Objective >> From the entries provided below, copy each line that contains the word "bord".

#### Material to process

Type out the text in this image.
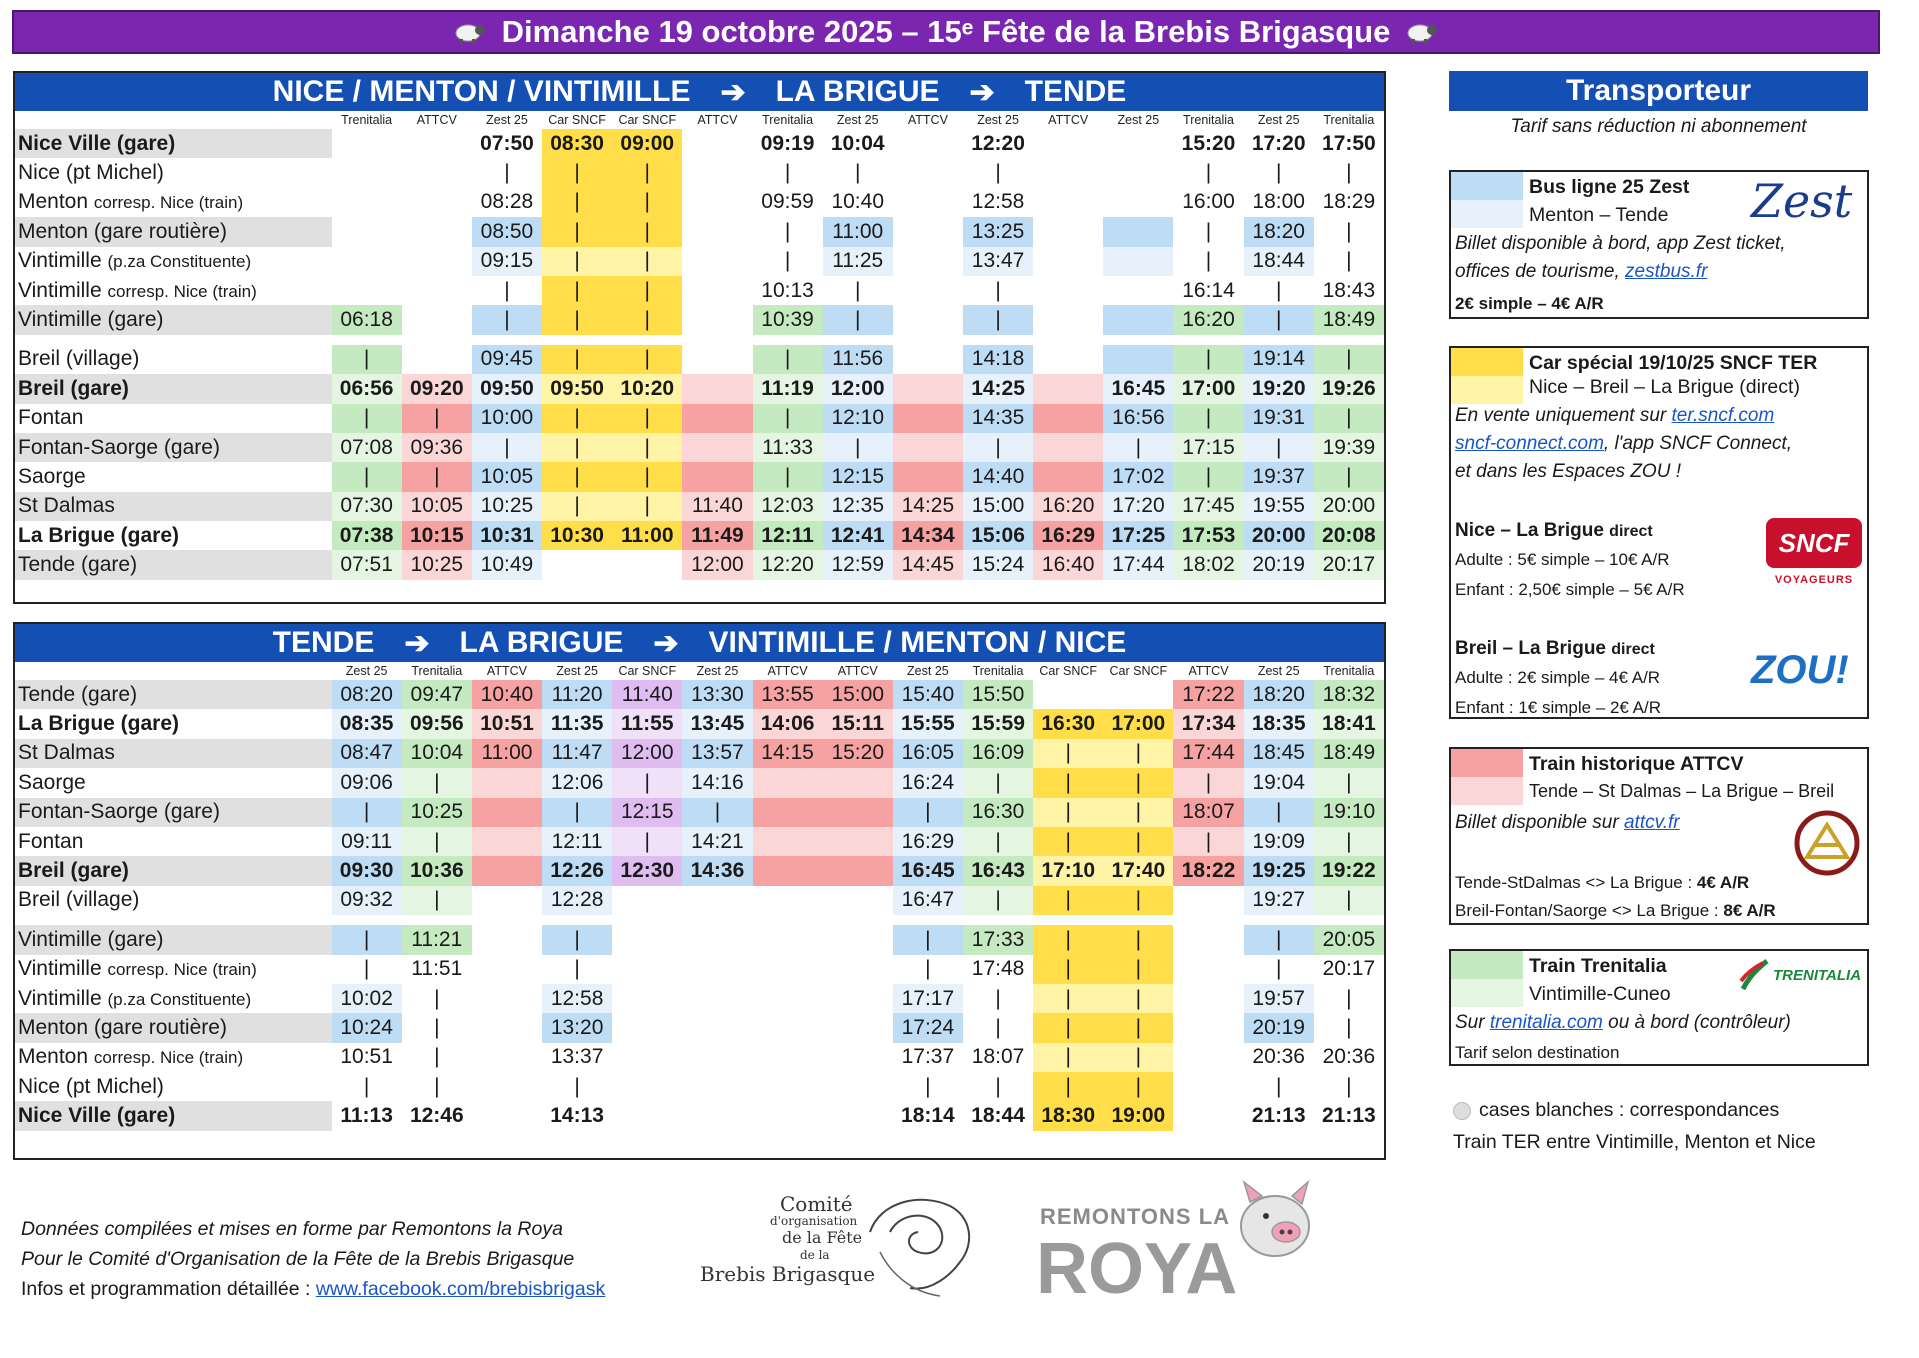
Dimanche 19 octobre 2025 – 15ᵉ Fête de la Brebis Brigasque
NICE / MENTON / VINTIMILLE ➔ LA BRIGUE ➔ TENDE
	Trenitalia	ATTCV	Zest 25	Car SNCF	Car SNCF	ATTCV	Trenitalia	Zest 25	ATTCV	Zest 25	ATTCV	Zest 25	Trenitalia	Zest 25	Trenitalia
Nice Ville (gare)			07:50	08:30	09:00		09:19	10:04		12:20			15:20	17:20	17:50
Nice (pt Michel)			|	|	|		|	|		|			|	|	|
Menton corresp. Nice (train)			08:28	|	|		09:59	10:40		12:58			16:00	18:00	18:29
Menton (gare routière)			08:50	|	|		|	11:00		13:25			|	18:20	|
Vintimille (p.za Constituente)			09:15	|	|		|	11:25		13:47			|	18:44	|
Vintimille corresp. Nice (train)			|	|	|		10:13	|		|			16:14	|	18:43
Vintimille (gare)	06:18		|	|	|		10:39	|		|			16:20	|	18:49

Breil (village)	|		09:45	|	|		|	11:56		14:18			|	19:14	|
Breil (gare)	06:56	09:20	09:50	09:50	10:20		11:19	12:00		14:25		16:45	17:00	19:20	19:26
Fontan	|	|	10:00	|	|		|	12:10		14:35		16:56	|	19:31	|
Fontan-Saorge (gare)	07:08	09:36	|	|	|		11:33	|		|		|	17:15	|	19:39
Saorge	|	|	10:05	|	|		|	12:15		14:40		17:02	|	19:37	|
St Dalmas	07:30	10:05	10:25	|	|	11:40	12:03	12:35	14:25	15:00	16:20	17:20	17:45	19:55	20:00
La Brigue (gare)	07:38	10:15	10:31	10:30	11:00	11:49	12:11	12:41	14:34	15:06	16:29	17:25	17:53	20:00	20:08
Tende (gare)	07:51	10:25	10:49			12:00	12:20	12:59	14:45	15:24	16:40	17:44	18:02	20:19	20:17
TENDE ➔ LA BRIGUE ➔ VINTIMILLE / MENTON / NICE
	Zest 25	Trenitalia	ATTCV	Zest 25	Car SNCF	Zest 25	ATTCV	ATTCV	Zest 25	Trenitalia	Car SNCF	Car SNCF	ATTCV	Zest 25	Trenitalia
Tende (gare)	08:20	09:47	10:40	11:20	11:40	13:30	13:55	15:00	15:40	15:50			17:22	18:20	18:32
La Brigue (gare)	08:35	09:56	10:51	11:35	11:55	13:45	14:06	15:11	15:55	15:59	16:30	17:00	17:34	18:35	18:41
St Dalmas	08:47	10:04	11:00	11:47	12:00	13:57	14:15	15:20	16:05	16:09	|	|	17:44	18:45	18:49
Saorge	09:06	|		12:06	|	14:16			16:24	|	|	|	|	19:04	|
Fontan-Saorge (gare)	|	10:25		|	12:15	|			|	16:30	|	|	18:07	|	19:10
Fontan	09:11	|		12:11	|	14:21			16:29	|	|	|	|	19:09	|
Breil (gare)	09:30	10:36		12:26	12:30	14:36			16:45	16:43	17:10	17:40	18:22	19:25	19:22
Breil (village)	09:32	|		12:28					16:47	|	|	|		19:27	|

Vintimille (gare)	|	11:21		|					|	17:33	|	|		|	20:05
Vintimille corresp. Nice (train)	|	11:51		|					|	17:48	|	|		|	20:17
Vintimille (p.za Constituente)	10:02	|		12:58					17:17	|	|	|		19:57	|
Menton (gare routière)	10:24	|		13:20					17:24	|	|	|		20:19	|
Menton corresp. Nice (train)	10:51	|		13:37					17:37	18:07	|	|		20:36	20:36
Nice (pt Michel)	|	|		|					|	|	|	|		|	|
Nice Ville (gare)	11:13	12:46		14:13					18:14	18:44	18:30	19:00		21:13	21:13
Transporteur
Tarif sans réduction ni abonnement
Bus ligne 25 Zest
Menton – Tende Zest
Billet disponible à bord, app Zest ticket,
offices de tourisme, zestbus.fr
2€ simple – 4€ A/R
Car spécial 19/10/25 SNCF TER
Nice – Breil – La Brigue (direct)
En vente uniquement sur ter.sncf.com
sncf-connect.com, l'app SNCF Connect,
et dans les Espaces ZOU !
Nice – La Brigue direct
Adulte : 5€ simple – 10€ A/R
Enfant : 2,50€ simple – 5€ A/R
Breil – La Brigue direct
Adulte : 2€ simple – 4€ A/R
Enfant : 1€ simple – 2€ A/R
SNCF
VOYAGEURS
ZOU!
Train historique ATTCV
Tende – St Dalmas – La Brigue – Breil
Billet disponible sur attcv.fr
Tende-StDalmas <> La Brigue : 4€ A/R
Breil-Fontan/Saorge <> La Brigue : 8€ A/R
Train Trenitalia
Vintimille-Cuneo
TRENITALIA
Sur trenitalia.com ou à bord (contrôleur)
Tarif selon destination
cases blanches : correspondances
Train TER entre Vintimille, Menton et Nice
Données compilées et mises en forme par Remontons la Roya
Pour le Comité d'Organisation de la Fête de la Brebis Brigasque
Infos et programmation détaillée : www.facebook.com/brebisbrigask
Comité
d'organisation
de la Fête
de la
Brebis Brigasque
REMONTONS LA
ROYA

########

Solution >>
Billet disponible à bord, app Zest ticket,
Sur trenitalia.com ou à bord (contrôleur)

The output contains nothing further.